# Adventure Works Database
**TODO:**
 * Make connection from pyspark to local SQL server to retreive data - Adventureworks 2017


## Data Diagram
![DIAGRAM](adventureworks_person.PNG)

Source: https://dataedo.com/download/AdventureWorks.pdf

## Data Retreival ( Extract )

Data is stored in local SQL. I will be retreiving the data through making JDBC connection. In the process, appropriate user IDs & PWs used to gain access to make connection.

 * Make connection
 * Retreive data
 * Present data

***Other notes***
 * Make sure to check your Java version to use appropriate MySQL JDBC jar file

In [1]:
import pyodbc 


import pandas as pd
from tqdm import tqdm

In [3]:
import pyspark

from pyspark.sql import SparkSession
from pyspark.sql.functions import col,length,trim
from pyspark import SparkContext, SparkConf, SQLContext

In [4]:
import os
def find():
    spark_home = os.environ.get('SPARK_HOME', None)
    print(spark_home)

    if not spark_home:
        for path in [
            '/usr/local/opt/apache-spark/libexec', # OS X Homebrew
            '/usr/lib/spark/' # AWS Amazon EMR
            # Any other common places to look?
        ]:
            if os.path.exists(path):
                spark_home = path
                break

    if not spark_home:
        raise ValueError("Couldn't find Spark, make sure SPARK_HOME env is set"
                         " or Spark is in an expected location (e.g. from homebrew installation).")

● Raw data:
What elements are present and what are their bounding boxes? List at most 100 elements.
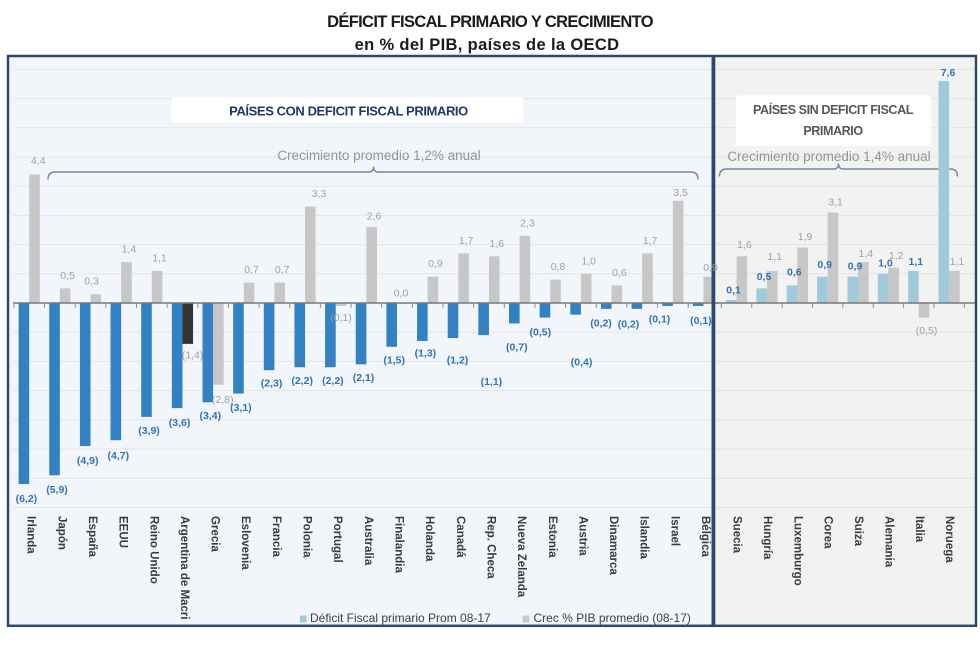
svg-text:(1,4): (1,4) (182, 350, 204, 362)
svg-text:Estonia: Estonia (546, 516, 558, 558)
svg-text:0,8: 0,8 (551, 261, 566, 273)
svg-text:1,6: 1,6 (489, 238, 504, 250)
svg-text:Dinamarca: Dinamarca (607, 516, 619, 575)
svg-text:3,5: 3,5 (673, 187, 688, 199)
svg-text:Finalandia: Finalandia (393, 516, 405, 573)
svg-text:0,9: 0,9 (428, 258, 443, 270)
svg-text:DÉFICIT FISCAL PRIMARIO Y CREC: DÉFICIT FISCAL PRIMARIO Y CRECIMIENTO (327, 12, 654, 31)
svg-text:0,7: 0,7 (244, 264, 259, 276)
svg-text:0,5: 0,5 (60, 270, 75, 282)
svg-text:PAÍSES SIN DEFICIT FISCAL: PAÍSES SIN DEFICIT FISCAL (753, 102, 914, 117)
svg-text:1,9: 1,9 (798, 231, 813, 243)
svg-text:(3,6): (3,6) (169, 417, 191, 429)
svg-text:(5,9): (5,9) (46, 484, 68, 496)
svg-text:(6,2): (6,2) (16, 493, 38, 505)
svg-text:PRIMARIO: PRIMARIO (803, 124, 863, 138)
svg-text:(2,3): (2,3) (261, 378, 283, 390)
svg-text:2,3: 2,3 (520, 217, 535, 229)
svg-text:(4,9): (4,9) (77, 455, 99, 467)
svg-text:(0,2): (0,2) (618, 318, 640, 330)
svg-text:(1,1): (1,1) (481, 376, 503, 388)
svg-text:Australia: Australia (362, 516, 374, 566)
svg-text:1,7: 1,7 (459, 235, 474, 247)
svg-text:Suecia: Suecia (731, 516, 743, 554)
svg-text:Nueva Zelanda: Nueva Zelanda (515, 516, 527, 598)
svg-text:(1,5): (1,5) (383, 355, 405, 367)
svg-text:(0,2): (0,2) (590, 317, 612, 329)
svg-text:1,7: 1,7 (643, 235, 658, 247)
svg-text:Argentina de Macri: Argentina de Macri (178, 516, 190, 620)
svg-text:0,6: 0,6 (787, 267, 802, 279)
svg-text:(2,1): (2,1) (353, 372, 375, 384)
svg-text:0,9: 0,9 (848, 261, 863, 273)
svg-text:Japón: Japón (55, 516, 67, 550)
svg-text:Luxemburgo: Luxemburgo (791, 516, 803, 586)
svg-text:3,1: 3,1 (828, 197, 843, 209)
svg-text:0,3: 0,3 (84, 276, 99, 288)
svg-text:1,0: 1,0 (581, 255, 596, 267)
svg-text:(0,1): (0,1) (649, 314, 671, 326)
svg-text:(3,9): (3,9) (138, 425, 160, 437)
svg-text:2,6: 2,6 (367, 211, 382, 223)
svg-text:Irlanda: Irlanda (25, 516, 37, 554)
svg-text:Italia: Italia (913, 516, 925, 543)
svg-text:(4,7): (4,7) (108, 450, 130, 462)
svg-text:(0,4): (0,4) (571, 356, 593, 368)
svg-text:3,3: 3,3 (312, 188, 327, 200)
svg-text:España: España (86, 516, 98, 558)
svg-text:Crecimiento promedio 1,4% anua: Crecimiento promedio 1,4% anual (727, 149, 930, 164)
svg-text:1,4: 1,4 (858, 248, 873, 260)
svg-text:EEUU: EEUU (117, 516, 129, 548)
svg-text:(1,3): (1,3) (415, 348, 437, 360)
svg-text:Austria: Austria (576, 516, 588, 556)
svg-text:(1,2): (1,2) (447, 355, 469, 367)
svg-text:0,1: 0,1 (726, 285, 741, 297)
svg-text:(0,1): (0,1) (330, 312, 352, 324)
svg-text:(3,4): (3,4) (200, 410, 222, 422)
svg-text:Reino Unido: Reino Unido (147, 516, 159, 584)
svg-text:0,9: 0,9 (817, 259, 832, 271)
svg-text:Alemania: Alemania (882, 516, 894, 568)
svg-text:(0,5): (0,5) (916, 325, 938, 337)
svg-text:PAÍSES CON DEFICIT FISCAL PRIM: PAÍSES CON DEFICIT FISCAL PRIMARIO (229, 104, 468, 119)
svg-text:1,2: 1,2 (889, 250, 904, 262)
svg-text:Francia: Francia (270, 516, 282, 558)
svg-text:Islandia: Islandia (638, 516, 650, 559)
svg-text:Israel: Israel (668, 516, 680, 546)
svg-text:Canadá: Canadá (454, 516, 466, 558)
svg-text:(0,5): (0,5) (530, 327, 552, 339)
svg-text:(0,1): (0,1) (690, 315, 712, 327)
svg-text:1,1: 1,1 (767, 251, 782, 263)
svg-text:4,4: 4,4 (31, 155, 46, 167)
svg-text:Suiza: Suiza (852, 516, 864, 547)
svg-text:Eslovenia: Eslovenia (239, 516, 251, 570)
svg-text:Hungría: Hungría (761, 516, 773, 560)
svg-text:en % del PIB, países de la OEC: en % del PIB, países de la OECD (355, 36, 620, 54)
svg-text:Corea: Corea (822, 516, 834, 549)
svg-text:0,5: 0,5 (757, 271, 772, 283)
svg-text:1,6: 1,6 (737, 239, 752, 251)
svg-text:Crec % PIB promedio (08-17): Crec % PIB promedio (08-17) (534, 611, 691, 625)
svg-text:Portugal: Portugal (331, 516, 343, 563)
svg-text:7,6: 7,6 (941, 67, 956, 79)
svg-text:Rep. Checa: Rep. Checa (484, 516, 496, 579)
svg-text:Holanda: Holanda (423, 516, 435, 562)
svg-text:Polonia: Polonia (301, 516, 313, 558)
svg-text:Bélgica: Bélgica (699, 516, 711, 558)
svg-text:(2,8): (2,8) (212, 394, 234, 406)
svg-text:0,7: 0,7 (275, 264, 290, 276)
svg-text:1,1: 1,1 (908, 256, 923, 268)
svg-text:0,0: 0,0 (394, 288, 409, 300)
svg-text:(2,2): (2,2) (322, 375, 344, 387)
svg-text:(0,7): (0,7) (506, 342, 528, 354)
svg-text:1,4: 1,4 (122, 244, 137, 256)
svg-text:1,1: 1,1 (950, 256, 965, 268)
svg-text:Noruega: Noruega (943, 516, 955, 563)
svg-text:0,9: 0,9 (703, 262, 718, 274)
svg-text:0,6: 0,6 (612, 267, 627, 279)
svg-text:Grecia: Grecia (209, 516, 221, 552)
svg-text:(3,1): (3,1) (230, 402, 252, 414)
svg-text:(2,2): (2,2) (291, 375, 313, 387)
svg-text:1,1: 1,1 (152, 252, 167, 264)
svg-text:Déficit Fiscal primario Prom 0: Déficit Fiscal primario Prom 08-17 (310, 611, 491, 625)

● Written exercise:
Answer the following from the Adventure Works page.
(a) Which version of Adventureworks does the TODO item name?
(b) What kind of connection is used to retrieve the data from local SQL?
(c) Which path does the function find() check for an AWS Amazon EMR setup?

● Correct answer:
(a) Adventureworks 2017
(b) A JDBC connection
(c) /usr/lib/spark/